** START OF Data shown **
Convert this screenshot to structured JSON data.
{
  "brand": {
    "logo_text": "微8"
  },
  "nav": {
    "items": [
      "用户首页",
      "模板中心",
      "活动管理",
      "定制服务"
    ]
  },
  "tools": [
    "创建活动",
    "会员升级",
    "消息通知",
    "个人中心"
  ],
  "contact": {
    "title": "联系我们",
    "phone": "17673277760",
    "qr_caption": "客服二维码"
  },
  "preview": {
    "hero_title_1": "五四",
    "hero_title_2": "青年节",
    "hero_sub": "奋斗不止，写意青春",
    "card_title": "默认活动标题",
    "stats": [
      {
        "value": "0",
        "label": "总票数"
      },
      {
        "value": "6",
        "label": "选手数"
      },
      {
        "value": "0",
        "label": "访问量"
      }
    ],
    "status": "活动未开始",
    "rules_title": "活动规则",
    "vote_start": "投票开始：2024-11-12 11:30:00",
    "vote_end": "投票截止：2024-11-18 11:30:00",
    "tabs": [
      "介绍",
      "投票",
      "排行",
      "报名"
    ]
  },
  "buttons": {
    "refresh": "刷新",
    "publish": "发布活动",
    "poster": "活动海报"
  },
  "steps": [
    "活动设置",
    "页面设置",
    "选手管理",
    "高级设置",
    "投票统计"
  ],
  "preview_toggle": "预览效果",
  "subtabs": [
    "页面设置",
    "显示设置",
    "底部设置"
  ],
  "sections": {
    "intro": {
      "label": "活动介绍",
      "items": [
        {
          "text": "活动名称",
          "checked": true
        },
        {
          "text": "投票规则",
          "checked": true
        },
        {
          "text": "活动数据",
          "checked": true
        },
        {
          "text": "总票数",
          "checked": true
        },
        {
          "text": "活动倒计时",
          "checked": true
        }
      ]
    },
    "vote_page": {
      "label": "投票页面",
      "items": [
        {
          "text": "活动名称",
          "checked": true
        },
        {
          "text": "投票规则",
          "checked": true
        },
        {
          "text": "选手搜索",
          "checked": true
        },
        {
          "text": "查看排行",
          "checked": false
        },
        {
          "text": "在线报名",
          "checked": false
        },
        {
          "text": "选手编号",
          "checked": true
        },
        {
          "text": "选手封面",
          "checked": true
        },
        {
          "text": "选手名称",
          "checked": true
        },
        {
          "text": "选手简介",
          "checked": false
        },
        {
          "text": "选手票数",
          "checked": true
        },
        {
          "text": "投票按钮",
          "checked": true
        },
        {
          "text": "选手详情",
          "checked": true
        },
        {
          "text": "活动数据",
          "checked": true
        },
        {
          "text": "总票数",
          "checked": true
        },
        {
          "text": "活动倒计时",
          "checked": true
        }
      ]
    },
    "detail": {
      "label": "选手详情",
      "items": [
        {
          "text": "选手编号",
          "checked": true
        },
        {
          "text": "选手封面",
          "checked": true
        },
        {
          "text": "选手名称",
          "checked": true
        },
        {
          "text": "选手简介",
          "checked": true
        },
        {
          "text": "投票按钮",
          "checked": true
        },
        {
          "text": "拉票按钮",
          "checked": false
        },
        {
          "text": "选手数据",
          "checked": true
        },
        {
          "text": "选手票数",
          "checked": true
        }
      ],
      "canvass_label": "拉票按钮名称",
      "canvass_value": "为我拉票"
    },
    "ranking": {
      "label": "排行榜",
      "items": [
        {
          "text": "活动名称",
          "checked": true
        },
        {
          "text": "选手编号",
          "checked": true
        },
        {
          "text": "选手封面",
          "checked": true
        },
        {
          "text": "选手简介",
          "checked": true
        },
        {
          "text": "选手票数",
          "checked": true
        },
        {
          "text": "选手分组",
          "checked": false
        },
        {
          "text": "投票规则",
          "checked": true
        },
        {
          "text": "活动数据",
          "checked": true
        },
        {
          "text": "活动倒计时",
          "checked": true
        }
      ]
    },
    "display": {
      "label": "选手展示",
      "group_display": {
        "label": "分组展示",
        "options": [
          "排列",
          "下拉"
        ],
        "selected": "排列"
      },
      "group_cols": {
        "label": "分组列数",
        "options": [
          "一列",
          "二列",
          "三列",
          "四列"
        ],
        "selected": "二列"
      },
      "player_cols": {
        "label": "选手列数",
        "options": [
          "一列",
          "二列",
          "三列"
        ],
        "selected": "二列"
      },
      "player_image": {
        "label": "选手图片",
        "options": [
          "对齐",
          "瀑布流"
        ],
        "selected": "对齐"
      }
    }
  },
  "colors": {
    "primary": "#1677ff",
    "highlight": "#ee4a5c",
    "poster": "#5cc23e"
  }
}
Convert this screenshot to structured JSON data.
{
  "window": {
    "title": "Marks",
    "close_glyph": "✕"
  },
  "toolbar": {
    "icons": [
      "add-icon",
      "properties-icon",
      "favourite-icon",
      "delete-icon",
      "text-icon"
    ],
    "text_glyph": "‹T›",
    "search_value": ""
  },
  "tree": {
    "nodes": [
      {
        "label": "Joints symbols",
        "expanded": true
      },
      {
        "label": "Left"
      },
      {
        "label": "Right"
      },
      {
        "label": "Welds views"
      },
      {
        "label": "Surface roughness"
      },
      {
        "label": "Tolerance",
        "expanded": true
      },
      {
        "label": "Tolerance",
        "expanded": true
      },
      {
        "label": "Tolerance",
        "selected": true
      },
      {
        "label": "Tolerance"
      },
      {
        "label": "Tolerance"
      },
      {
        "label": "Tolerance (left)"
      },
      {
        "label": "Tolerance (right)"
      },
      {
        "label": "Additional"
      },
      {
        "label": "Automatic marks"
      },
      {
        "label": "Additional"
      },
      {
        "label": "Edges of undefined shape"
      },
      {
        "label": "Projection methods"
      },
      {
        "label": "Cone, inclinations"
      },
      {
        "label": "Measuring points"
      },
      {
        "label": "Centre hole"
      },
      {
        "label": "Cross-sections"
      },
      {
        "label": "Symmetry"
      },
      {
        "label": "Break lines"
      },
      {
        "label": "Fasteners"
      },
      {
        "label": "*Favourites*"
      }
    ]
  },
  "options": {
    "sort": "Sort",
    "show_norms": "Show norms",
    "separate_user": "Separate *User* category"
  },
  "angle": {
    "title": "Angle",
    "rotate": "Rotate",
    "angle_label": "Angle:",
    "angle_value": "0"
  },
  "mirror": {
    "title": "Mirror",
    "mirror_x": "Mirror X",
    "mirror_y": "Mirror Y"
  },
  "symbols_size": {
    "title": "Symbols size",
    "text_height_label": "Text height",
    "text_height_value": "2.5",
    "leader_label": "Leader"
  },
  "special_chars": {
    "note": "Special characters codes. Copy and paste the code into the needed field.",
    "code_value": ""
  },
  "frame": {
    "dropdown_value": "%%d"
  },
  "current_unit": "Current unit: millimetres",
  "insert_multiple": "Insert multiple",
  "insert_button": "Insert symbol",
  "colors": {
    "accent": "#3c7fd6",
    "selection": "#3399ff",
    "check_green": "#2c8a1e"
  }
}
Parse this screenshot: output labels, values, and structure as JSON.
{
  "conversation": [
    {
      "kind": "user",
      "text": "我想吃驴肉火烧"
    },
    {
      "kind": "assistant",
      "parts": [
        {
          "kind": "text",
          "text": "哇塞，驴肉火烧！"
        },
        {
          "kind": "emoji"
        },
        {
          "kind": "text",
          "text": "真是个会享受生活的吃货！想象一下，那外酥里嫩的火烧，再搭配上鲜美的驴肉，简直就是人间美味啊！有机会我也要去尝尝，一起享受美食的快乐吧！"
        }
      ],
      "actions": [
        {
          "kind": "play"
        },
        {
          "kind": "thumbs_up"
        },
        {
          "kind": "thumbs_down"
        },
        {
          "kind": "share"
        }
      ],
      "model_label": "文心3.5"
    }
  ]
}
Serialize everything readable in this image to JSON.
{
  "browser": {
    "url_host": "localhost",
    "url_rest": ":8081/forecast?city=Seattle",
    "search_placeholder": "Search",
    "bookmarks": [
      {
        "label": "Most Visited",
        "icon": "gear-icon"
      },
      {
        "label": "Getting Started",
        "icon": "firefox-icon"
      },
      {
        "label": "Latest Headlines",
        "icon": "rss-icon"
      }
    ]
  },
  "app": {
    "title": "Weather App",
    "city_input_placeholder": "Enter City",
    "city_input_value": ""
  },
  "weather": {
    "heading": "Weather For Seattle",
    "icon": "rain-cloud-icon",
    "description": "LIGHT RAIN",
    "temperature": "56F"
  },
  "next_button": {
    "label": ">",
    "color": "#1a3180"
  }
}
** END OF Data shown **
▶ **Your instructions**
Find and copy each line above that includes the string "kind".

▶ **In response**
      "kind": "user",
      "kind": "assistant",
          "kind": "text",
          "kind": "emoji"
          "kind": "text",
          "kind": "play"
          "kind": "thumbs_up"
          "kind": "thumbs_down"
          "kind": "share"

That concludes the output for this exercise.